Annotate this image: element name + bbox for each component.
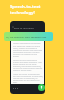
button[interactable]: More options bbox=[13, 87, 18, 91]
staticText: Back to recording bbox=[14, 26, 34, 29]
button[interactable]: Record bbox=[38, 84, 45, 91]
staticText: Speech recognition technology has advanc… bbox=[13, 42, 43, 83]
staticText: Hi, I'm listening. Start speaking now bbox=[6, 35, 47, 38]
button[interactable]: Hi, I'm listening. Start speaking now bbox=[4, 32, 53, 41]
staticText: technology! bbox=[10, 10, 35, 16]
staticText: • • • bbox=[13, 87, 18, 91]
staticText: Speech-to-text bbox=[10, 4, 41, 10]
button[interactable]: Back to recording bbox=[12, 25, 34, 29]
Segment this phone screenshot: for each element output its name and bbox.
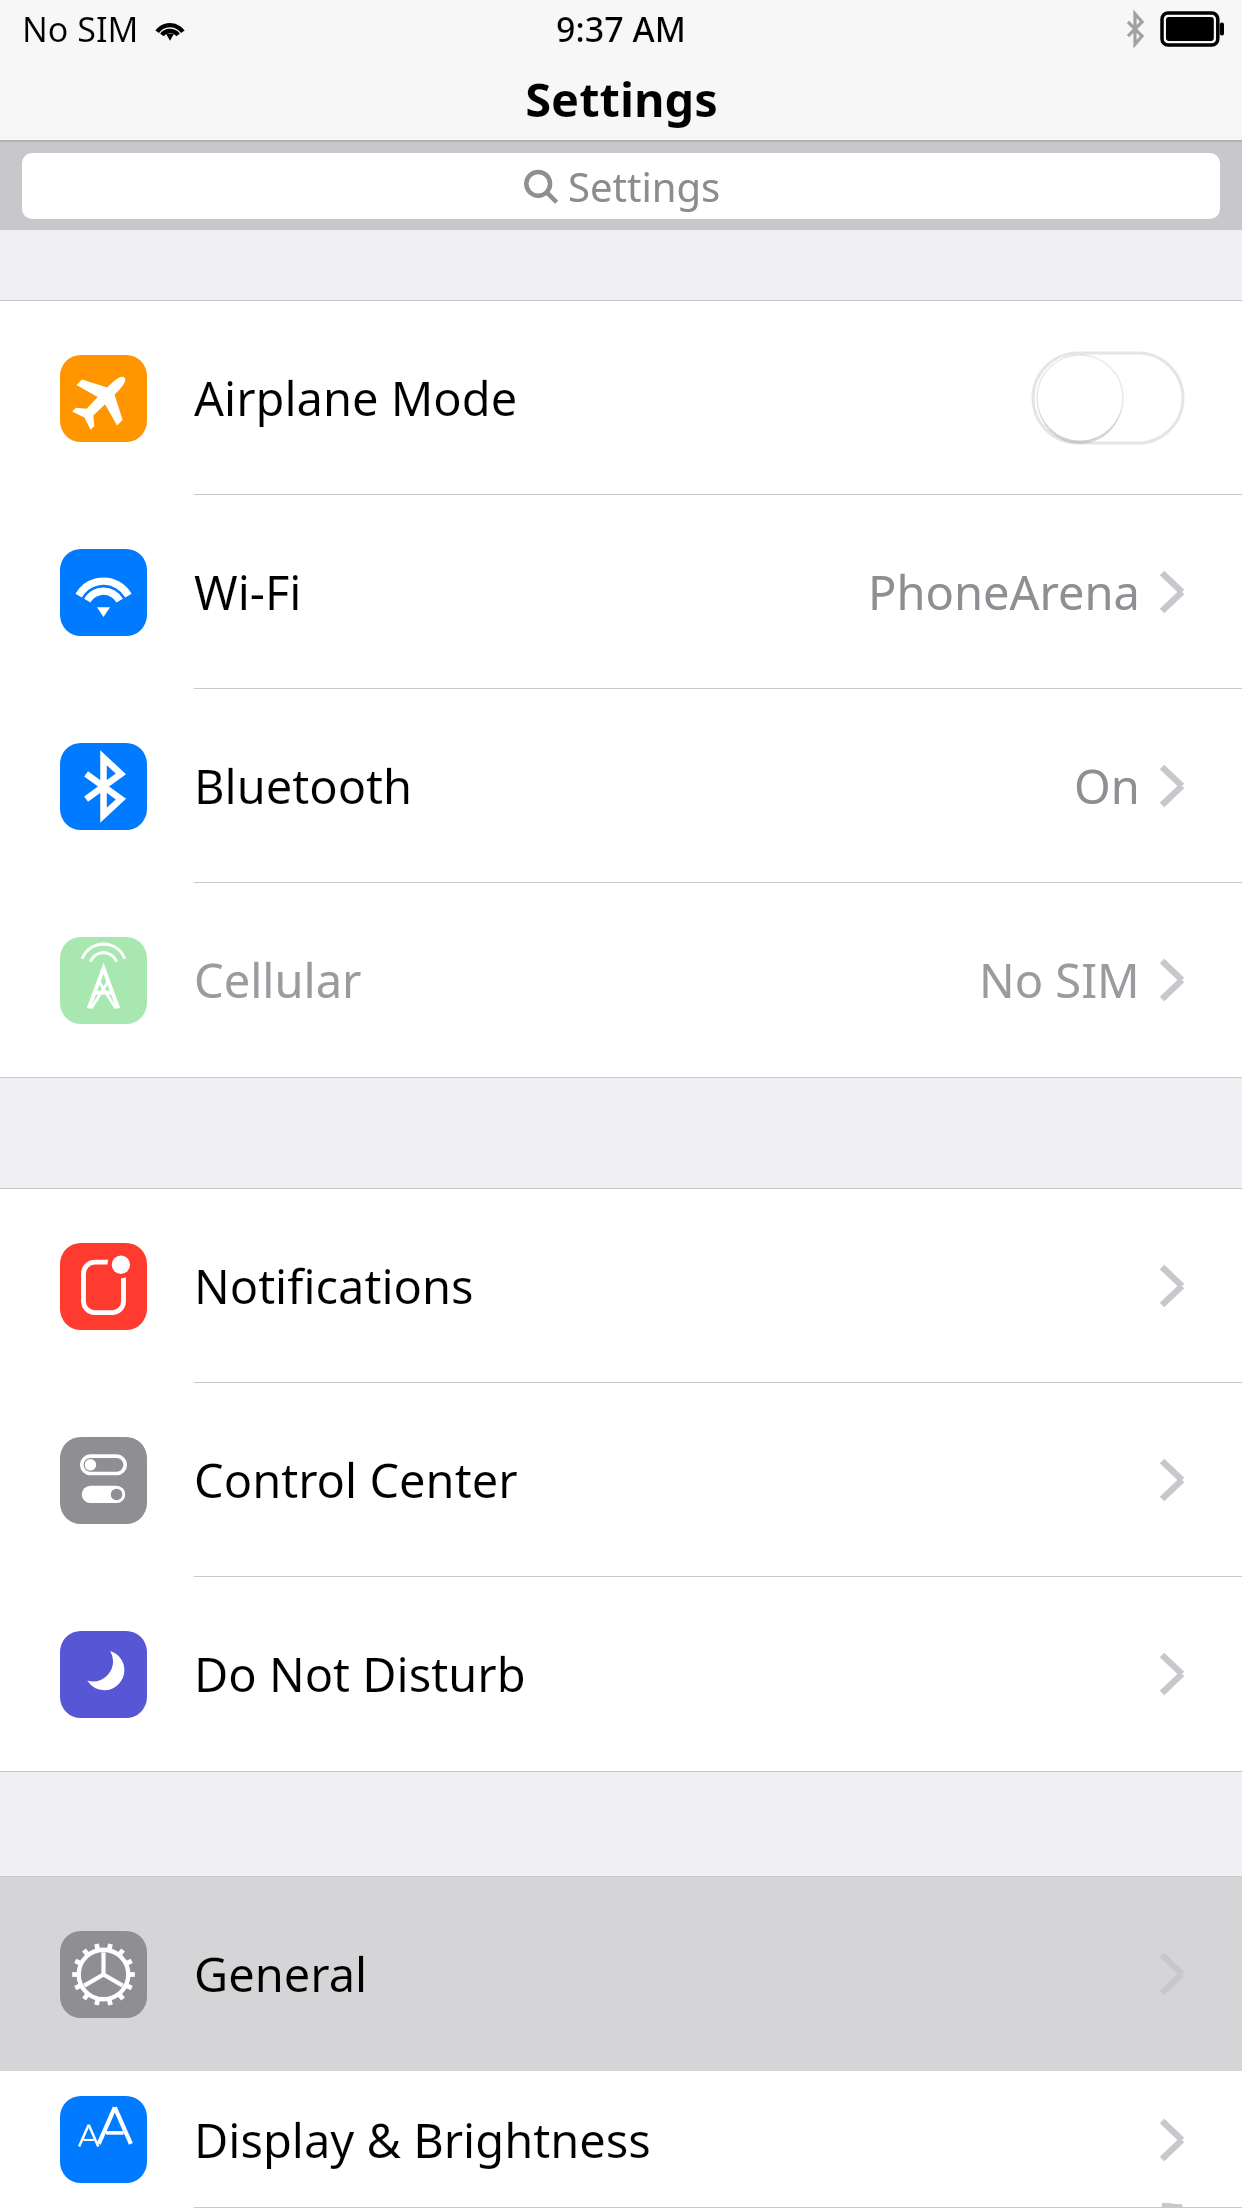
staticText: On xyxy=(1074,754,1140,818)
button[interactable]: Airplane Mode xyxy=(0,301,1242,495)
staticText: Airplane Mode xyxy=(194,366,518,430)
staticText: Bluetooth xyxy=(194,754,413,818)
staticText: Settings xyxy=(568,159,721,213)
staticText: Notifications xyxy=(194,1254,474,1318)
staticText: 9:37 AM xyxy=(556,6,686,52)
button[interactable]: General xyxy=(0,1877,1242,2071)
button[interactable]: Display & Brightness xyxy=(0,2071,1242,2208)
staticText: Cellular xyxy=(194,948,362,1012)
button[interactable]: Do Not Disturb xyxy=(0,1577,1242,1771)
staticText: No SIM xyxy=(22,6,139,52)
staticText: Wi-Fi xyxy=(194,560,302,624)
staticText: General xyxy=(194,1942,368,2006)
button[interactable]: Notifications xyxy=(0,1189,1242,1383)
button[interactable]: Settings xyxy=(22,153,1220,219)
staticText: Control Center xyxy=(194,1448,518,1512)
button[interactable]: Cellular xyxy=(0,883,1242,1077)
button[interactable]: Bluetooth xyxy=(0,689,1242,883)
staticText: Display & Brightness xyxy=(194,2108,651,2172)
staticText: No SIM xyxy=(979,948,1140,1012)
button[interactable]: Control Center xyxy=(0,1383,1242,1577)
staticText: Do Not Disturb xyxy=(194,1642,526,1706)
button[interactable]: Wi-Fi xyxy=(0,495,1242,689)
staticText: Settings xyxy=(525,67,718,131)
button[interactable]: Airplane Mode toggle xyxy=(1032,352,1184,444)
staticText: PhoneArena xyxy=(868,560,1140,624)
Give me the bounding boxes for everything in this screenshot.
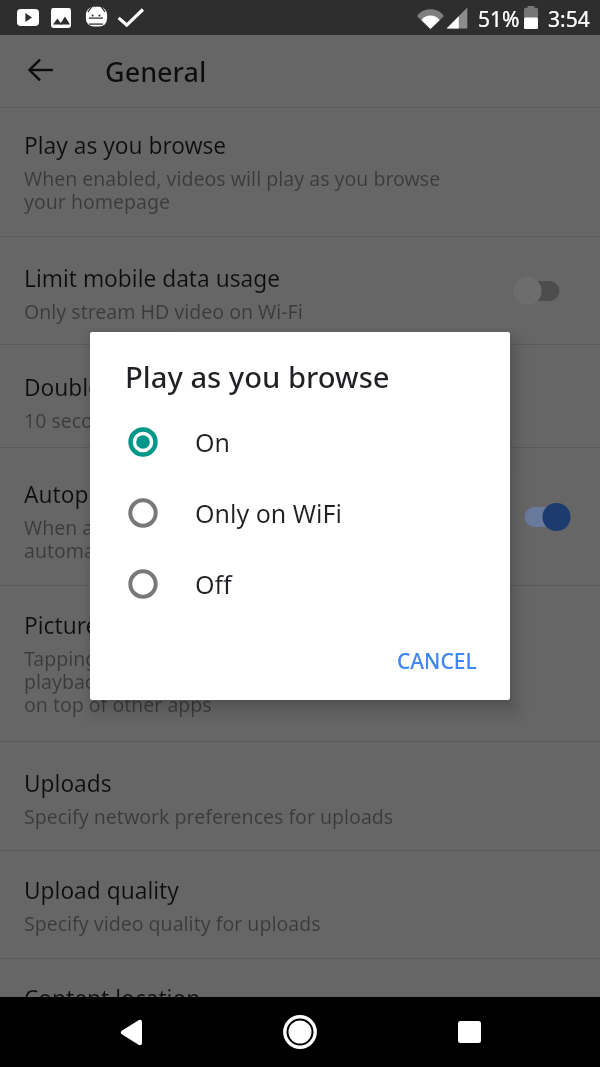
....................
* **Your objective**
Output the items from the line with "staticText: On xyxy=(1074,754,1140,818)" to the line with "button[interactable]: General xyxy=(0,1877,1242,2071)" as a Markdown table with the columns Row and Line, skipping any blank lines.

* **Full answer**
| Row | Line |
|---|---|
| 1 | staticText: On xyxy=(1074,754,1140,818) |
| 2 | button[interactable]: Airplane Mode xyxy=(0,301,1242,495) |
| 3 | staticText: Airplane Mode xyxy=(194,366,518,430) |
| 4 | staticText: Bluetooth xyxy=(194,754,413,818) |
| 5 | staticText: Settings xyxy=(568,159,721,213) |
| 6 | staticText: Notifications xyxy=(194,1254,474,1318) |
| 7 | staticText: 9:37 AM xyxy=(556,6,686,52) |
| 8 | button[interactable]: General xyxy=(0,1877,1242,2071) |